### DIRECTIONS
Leave out the pictures and repeat the rest of the material exactly.

### DATA PROVIDED
++++++++++++++++++++

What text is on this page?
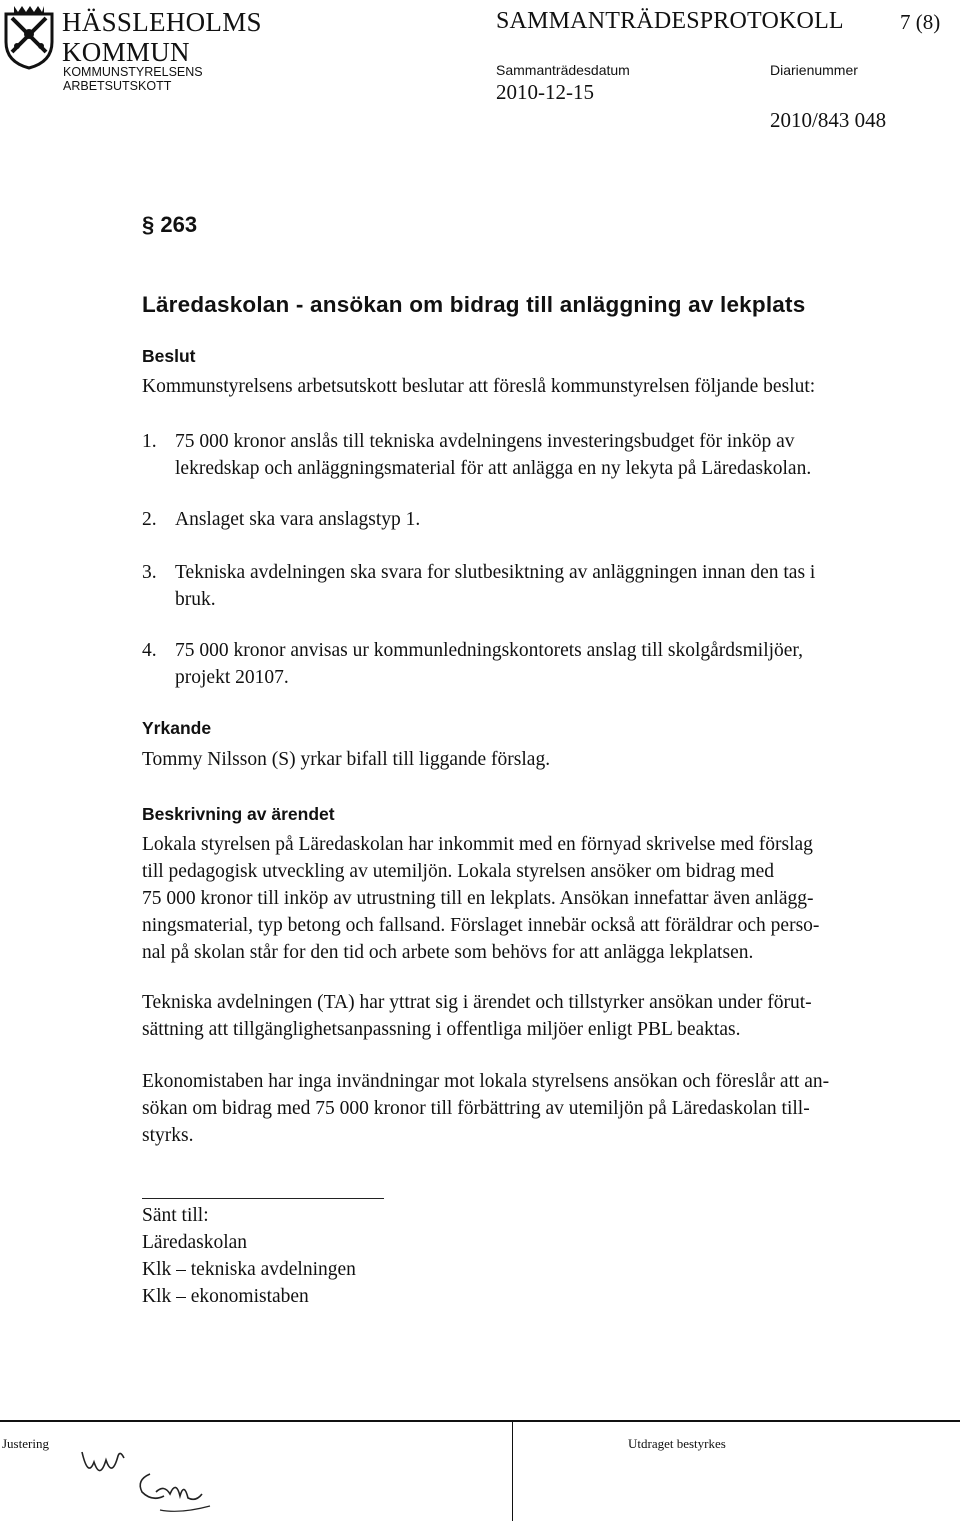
HÄSSLEHOLMS
KOMMUN
KOMMUNSTYRELSENS
ARBETSUTSKOTT
SAMMANTRÄDESPROTOKOLL	7 (8)
Sammanträdesdatum	Diarienummer
2010-12-15
2010/843 048
§ 263
Läredaskolan - ansökan om bidrag till anläggning av lekplats
Beslut
Kommunstyrelsens arbetsutskott beslutar att föreslå kommunstyrelsen följande beslut:
1. 75 000 kronor anslås till tekniska avdelningens investeringsbudget för inköp av
lekredskap och anläggningsmaterial för att anlägga en ny lekyta på Läredaskolan.
2. Anslaget ska vara anslagstyp 1.
3. Tekniska avdelningen ska svara for slutbesiktning av anläggningen innan den tas i
bruk.
4. 75 000 kronor anvisas ur kommunledningskontorets anslag till skolgårdsmiljöer,
projekt 20107.
Yrkande
Tommy Nilsson (S) yrkar bifall till liggande förslag.
Beskrivning av ärendet
Lokala styrelsen på Läredaskolan har inkommit med en förnyad skrivelse med förslag
till pedagogisk utveckling av utemiljön. Lokala styrelsen ansöker om bidrag med
75 000 kronor till inköp av utrustning till en lekplats. Ansökan innefattar även anlägg-
ningsmaterial, typ betong och fallsand. Förslaget innebär också att föräldrar och perso-
nal på skolan står for den tid och arbete som behövs for att anlägga lekplatsen.
Tekniska avdelningen (TA) har yttrat sig i ärendet och tillstyrker ansökan under förut-
sättning att tillgänglighetsanpassning i offentliga miljöer enligt PBL beaktas.
Ekonomistaben har inga invändningar mot lokala styrelsens ansökan och föreslår att an-
sökan om bidrag med 75 000 kronor till förbättring av utemiljön på Läredaskolan till-
styrks.
Sänt till:
Läredaskolan
Klk – tekniska avdelningen
Klk – ekonomistaben
Justering	Utdraget bestyrkes
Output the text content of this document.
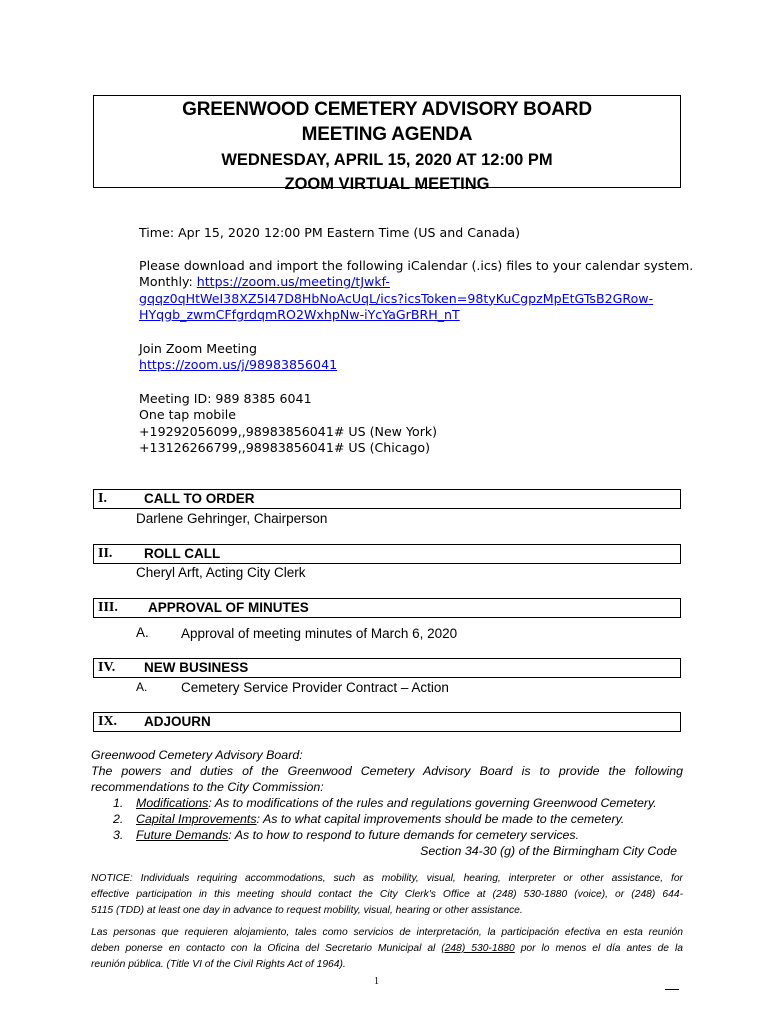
GREENWOOD CEMETERY ADVISORY BOARD
MEETING AGENDA
WEDNESDAY, APRIL 15, 2020 AT 12:00 PM
ZOOM VIRTUAL MEETING

Time: Apr 15, 2020 12:00 PM Eastern Time (US and Canada)

Please download and import the following iCalendar (.ics) files to your calendar system.

Monthly: https://zoom.us/meeting/tJwkf-

gqqz0qHtWeI38XZ5I47D8HbNoAcUqL/ics?icsToken=98tyKuCgpzMpEtGTsB2GRow-

HYqgb_zwmCFfgrdqmRO2WxhpNw-iYcYaGrBRH_nT

Join Zoom Meeting

https://zoom.us/j/98983856041

Meeting ID: 989 8385 6041

One tap mobile

+19292056099,,98983856041# US (New York)

+13126266799,,98983856041# US (Chicago)

I.	CALL TO ORDER
Darlene Gehringer, Chairperson
II. ROLL CALL
Cheryl Arft, Acting City Clerk
III. APPROVAL OF MINUTES
A. Approval of meeting minutes of March 6, 2020
IV. NEW BUSINESS
A. Cemetery Service Provider Contract – Action
IX. ADJOURN

Greenwood Cemetery Advisory Board:

The powers and duties of the Greenwood Cemetery Advisory Board is to provide the following

recommendations to the City Commission:

1. Modifications: As to modifications of the rules and regulations governing Greenwood Cemetery.
2. Capital Improvements: As to what capital improvements should be made to the cemetery.
3. Future Demands: As to how to respond to future demands for cemetery services.

Section 34-30 (g) of the Birmingham City Code

NOTICE: Individuals requiring accommodations, such as mobility, visual, hearing, interpreter or other assistance, for

effective participation in this meeting should contact the City Clerk's Office at (248) 530-1880 (voice), or (248) 644-

5115 (TDD) at least one day in advance to request mobility, visual, hearing or other assistance.

Las personas que requieren alojamiento, tales como servicios de interpretación, la participación efectiva en esta reunión

deben ponerse en contacto con la Oficina del Secretario Municipal al (248) 530-1880 por lo menos el día antes de la

reunión pública. (Title VI of the Civil Rights Act of 1964).

1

++++++++++++++++++++

### THE SOLUTION
What text is on this page?
HÄSSLEHOLMS
KOMMUN
KOMMUNSTYRELSENS
ARBETSUTSKOTT
SAMMANTRÄDESPROTOKOLL	7 (8)
Sammanträdesdatum	Diarienummer
2010-12-15
2010/843 048
§ 263
Läredaskolan - ansökan om bidrag till anläggning av lekplats
Beslut
Kommunstyrelsens arbetsutskott beslutar att föreslå kommunstyrelsen följande beslut:
1. 75 000 kronor anslås till tekniska avdelningens investeringsbudget för inköp av
lekredskap och anläggningsmaterial för att anlägga en ny lekyta på Läredaskolan.
2. Anslaget ska vara anslagstyp 1.
3. Tekniska avdelningen ska svara for slutbesiktning av anläggningen innan den tas i
bruk.
4. 75 000 kronor anvisas ur kommunledningskontorets anslag till skolgårdsmiljöer,
projekt 20107.
Yrkande
Tommy Nilsson (S) yrkar bifall till liggande förslag.
Beskrivning av ärendet
Lokala styrelsen på Läredaskolan har inkommit med en förnyad skrivelse med förslag
till pedagogisk utveckling av utemiljön. Lokala styrelsen ansöker om bidrag med
75 000 kronor till inköp av utrustning till en lekplats. Ansökan innefattar även anlägg-
ningsmaterial, typ betong och fallsand. Förslaget innebär också att föräldrar och perso-
nal på skolan står for den tid och arbete som behövs for att anlägga lekplatsen.
Tekniska avdelningen (TA) har yttrat sig i ärendet och tillstyrker ansökan under förut-
sättning att tillgänglighetsanpassning i offentliga miljöer enligt PBL beaktas.
Ekonomistaben har inga invändningar mot lokala styrelsens ansökan och föreslår att an-
sökan om bidrag med 75 000 kronor till förbättring av utemiljön på Läredaskolan till-
styrks.
Sänt till:
Läredaskolan
Klk – tekniska avdelningen
Klk – ekonomistaben
Justering	Utdraget bestyrkes
Output the text content of this document.
GREENWOOD CEMETERY ADVISORY BOARD
MEETING AGENDA
WEDNESDAY, APRIL 15, 2020 AT 12:00 PM
ZOOM VIRTUAL MEETING

Time: Apr 15, 2020 12:00 PM Eastern Time (US and Canada)

Please download and import the following iCalendar (.ics) files to your calendar system.

Monthly: https://zoom.us/meeting/tJwkf-

gqqz0qHtWeI38XZ5I47D8HbNoAcUqL/ics?icsToken=98tyKuCgpzMpEtGTsB2GRow-

HYqgb_zwmCFfgrdqmRO2WxhpNw-iYcYaGrBRH_nT

Join Zoom Meeting

https://zoom.us/j/98983856041

Meeting ID: 989 8385 6041

One tap mobile

+19292056099,,98983856041# US (New York)

+13126266799,,98983856041# US (Chicago)

I.	CALL TO ORDER
Darlene Gehringer, Chairperson
II. ROLL CALL
Cheryl Arft, Acting City Clerk
III. APPROVAL OF MINUTES
A. Approval of meeting minutes of March 6, 2020
IV. NEW BUSINESS
A. Cemetery Service Provider Contract – Action
IX. ADJOURN

Greenwood Cemetery Advisory Board:

The powers and duties of the Greenwood Cemetery Advisory Board is to provide the following

recommendations to the City Commission:

1. Modifications: As to modifications of the rules and regulations governing Greenwood Cemetery.
2. Capital Improvements: As to what capital improvements should be made to the cemetery.
3. Future Demands: As to how to respond to future demands for cemetery services.

Section 34-30 (g) of the Birmingham City Code

NOTICE: Individuals requiring accommodations, such as mobility, visual, hearing, interpreter or other assistance, for

effective participation in this meeting should contact the City Clerk's Office at (248) 530-1880 (voice), or (248) 644-

5115 (TDD) at least one day in advance to request mobility, visual, hearing or other assistance.

Las personas que requieren alojamiento, tales como servicios de interpretación, la participación efectiva en esta reunión

deben ponerse en contacto con la Oficina del Secretario Municipal al (248) 530-1880 por lo menos el día antes de la

reunión pública. (Title VI of the Civil Rights Act of 1964).

1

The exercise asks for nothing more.